▶ **Fragmento del documento**:

Desde hace algún tiempo, vengo revisando la cultura heredada que recibí cuando empecé a tomar contacto con el ambiente homosexual, y he ido identificando algunas ideas que, si bien pretendieron hacerme fuerte en un principio, creo que, a la larga, me han debilitado y resultado dolorosas.
Una de ella es la idea de que, si te aceptas, te aceptan: desde mi punto de vista, una gran falacia. Y no solo porque, sencillamente, sea mentira; sino porque, además, creerla a pies juntillas entraña serios peligros.
Que esta idea es mentira resulta fácil de demostrar. En primer lugar, existen numerosas personas homosexuales que se aceptan plenamente y a las que, sin embargo, su entorno continúa rechazando. Seguramente podemos encontrar varios ejemplos a nuestro alrededor, pero a mí me viene uno especial a la cabeza: el del juez Grande-Marlaska. Recordaréis aquella entrevista en El País donde decidió salir públicamente del armario. Desconozco el gran exacto de autoaceptación que tendría en ese momento, pero muy mal no lo llevaría el hombre cuando, estando como estaba en el ojo del huracán, tomó la decisión de mostrarse como gay. En la entrevista, hablaba de la importancia que creía que tenía esta visibilidad para las personas más vulnerables, como aquellas que vivían en un entorno rural, y también bromeaba sobre las peleas que tenía con su marido por cuál de los dos debía ostentar ese título. En medio de aquel alarde de valentía, una nota triste nos recordaba que no todo puede ser siempre paz y amor en la vida de los homosexuales, pues el juez también reconocía que su madre no había querido asistir a su boda. Tanto se aceptaba, que incluso se daba el lujo de mostrar comprensión y cariño hacia esa madre negadora. Se aceptaba, sí, pero no por eso era aceptado.

▶ **Datos proporcionados**:
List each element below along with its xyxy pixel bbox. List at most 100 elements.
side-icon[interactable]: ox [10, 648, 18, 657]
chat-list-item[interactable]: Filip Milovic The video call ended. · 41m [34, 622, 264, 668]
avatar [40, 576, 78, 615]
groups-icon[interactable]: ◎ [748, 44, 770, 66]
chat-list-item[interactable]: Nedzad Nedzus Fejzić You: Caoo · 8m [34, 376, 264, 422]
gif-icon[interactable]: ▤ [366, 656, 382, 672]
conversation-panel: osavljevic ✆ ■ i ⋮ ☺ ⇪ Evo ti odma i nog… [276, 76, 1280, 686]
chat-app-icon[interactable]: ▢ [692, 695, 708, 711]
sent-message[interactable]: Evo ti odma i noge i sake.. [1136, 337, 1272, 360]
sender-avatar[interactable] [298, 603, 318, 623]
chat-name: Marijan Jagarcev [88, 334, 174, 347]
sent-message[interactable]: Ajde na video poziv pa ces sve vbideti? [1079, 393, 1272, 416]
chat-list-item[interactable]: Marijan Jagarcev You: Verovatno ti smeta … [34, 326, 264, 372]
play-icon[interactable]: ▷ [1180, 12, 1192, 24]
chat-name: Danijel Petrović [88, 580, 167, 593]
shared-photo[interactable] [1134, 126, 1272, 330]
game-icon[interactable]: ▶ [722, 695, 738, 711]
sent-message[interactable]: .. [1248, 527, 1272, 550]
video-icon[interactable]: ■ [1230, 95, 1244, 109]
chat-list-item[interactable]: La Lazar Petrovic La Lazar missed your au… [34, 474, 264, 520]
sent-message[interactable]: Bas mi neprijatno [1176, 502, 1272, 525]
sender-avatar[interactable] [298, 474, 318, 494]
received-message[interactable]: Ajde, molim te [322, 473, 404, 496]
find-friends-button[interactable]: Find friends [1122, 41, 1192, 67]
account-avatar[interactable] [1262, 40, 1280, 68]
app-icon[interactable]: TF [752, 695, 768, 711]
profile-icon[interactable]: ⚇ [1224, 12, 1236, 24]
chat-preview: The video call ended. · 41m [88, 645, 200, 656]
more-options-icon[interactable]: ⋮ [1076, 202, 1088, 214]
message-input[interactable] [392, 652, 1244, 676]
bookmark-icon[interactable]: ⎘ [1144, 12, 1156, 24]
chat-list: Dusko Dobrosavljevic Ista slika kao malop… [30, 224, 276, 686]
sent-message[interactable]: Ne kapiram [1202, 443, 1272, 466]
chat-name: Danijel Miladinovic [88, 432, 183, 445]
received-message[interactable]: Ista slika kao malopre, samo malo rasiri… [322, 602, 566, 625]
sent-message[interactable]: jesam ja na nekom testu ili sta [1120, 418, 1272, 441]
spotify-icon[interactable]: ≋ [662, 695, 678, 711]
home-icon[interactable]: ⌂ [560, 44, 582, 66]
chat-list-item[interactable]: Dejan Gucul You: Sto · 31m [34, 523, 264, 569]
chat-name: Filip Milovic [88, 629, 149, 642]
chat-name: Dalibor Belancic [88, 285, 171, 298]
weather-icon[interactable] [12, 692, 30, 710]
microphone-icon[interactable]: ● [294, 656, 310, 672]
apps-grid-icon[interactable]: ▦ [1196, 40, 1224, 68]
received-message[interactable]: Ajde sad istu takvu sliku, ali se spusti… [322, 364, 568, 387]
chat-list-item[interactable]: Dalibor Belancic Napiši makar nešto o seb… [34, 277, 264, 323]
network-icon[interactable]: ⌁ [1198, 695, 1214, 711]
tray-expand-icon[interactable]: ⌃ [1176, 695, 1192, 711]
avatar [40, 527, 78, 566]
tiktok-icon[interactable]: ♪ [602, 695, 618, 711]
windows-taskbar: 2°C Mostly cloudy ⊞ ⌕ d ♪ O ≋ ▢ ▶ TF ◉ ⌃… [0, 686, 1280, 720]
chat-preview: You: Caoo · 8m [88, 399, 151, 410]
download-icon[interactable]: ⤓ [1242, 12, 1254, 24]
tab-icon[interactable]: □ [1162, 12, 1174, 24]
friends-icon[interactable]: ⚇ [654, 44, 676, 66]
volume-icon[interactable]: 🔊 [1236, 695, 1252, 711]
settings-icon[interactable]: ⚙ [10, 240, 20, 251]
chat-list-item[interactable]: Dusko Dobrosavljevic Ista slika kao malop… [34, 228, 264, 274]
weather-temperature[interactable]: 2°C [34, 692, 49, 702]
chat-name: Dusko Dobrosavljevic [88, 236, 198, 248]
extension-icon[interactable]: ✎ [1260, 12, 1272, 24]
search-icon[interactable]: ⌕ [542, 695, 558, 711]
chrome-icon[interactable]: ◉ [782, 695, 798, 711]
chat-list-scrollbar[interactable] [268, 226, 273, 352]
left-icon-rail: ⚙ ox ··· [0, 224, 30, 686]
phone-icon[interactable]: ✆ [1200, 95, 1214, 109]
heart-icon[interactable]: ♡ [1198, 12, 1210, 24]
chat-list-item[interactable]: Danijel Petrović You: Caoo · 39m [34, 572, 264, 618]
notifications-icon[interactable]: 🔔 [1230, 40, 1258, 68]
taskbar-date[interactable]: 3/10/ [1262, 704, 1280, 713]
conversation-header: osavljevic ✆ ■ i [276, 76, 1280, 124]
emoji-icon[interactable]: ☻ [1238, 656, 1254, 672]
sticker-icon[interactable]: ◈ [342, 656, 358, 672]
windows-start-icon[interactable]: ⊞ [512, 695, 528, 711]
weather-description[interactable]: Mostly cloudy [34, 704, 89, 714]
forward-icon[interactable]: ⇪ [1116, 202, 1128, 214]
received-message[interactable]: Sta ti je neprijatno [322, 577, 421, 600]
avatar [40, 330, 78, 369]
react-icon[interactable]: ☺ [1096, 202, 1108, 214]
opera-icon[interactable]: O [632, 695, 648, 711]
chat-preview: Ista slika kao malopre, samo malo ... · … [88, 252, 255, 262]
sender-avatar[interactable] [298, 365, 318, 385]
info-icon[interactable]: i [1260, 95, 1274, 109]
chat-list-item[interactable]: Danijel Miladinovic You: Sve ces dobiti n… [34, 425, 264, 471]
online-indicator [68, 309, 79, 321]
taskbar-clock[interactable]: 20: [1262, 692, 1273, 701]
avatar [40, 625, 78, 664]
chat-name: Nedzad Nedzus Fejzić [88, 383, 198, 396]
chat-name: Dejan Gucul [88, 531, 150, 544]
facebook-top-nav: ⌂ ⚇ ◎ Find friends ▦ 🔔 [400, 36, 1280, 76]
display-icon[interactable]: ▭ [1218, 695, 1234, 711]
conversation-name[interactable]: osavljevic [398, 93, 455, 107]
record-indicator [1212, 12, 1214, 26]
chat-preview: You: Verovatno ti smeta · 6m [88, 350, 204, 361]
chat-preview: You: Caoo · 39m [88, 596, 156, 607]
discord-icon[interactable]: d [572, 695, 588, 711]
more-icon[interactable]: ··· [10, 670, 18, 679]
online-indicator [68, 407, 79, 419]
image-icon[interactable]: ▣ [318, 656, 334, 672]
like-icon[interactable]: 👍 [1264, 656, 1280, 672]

▶ **Ejercicios propuestos**:
1. Responde con datos del fragmento:
(a) ¿Qué idea se califica como una gran falacia?
(b) ¿En qué periódico apareció la entrevista en la que el juez Grande-Marlaska salió públicamente del armario?
(c) ¿Quién no había querido asistir a la boda del juez?
2. Por favor, reproduce tal cual el pasaje del fragmento que va desde "Desde hace algún" hasta "entraña serios peligros.", ambos incluidos.

▶ **Resultados del ejercicio**:
1.
(a) La idea de que, si te aceptas, te aceptan.
(b) En El País.
(c) Su madre.

2.
Desde hace algún tiempo, vengo revisando la cultura heredada que recibí cuando empecé a tomar contacto con el ambiente homosexual, y he ido identificando algunas ideas que, si bien pretendieron hacerme fuerte en un principio, creo que, a la larga, me han debilitado y resultado dolorosas.
Una de ella es la idea de que, si te aceptas, te aceptan: desde mi punto de vista, una gran falacia. Y no solo porque, sencillamente, sea mentira; sino porque, además, creerla a pies juntillas entraña serios peligros.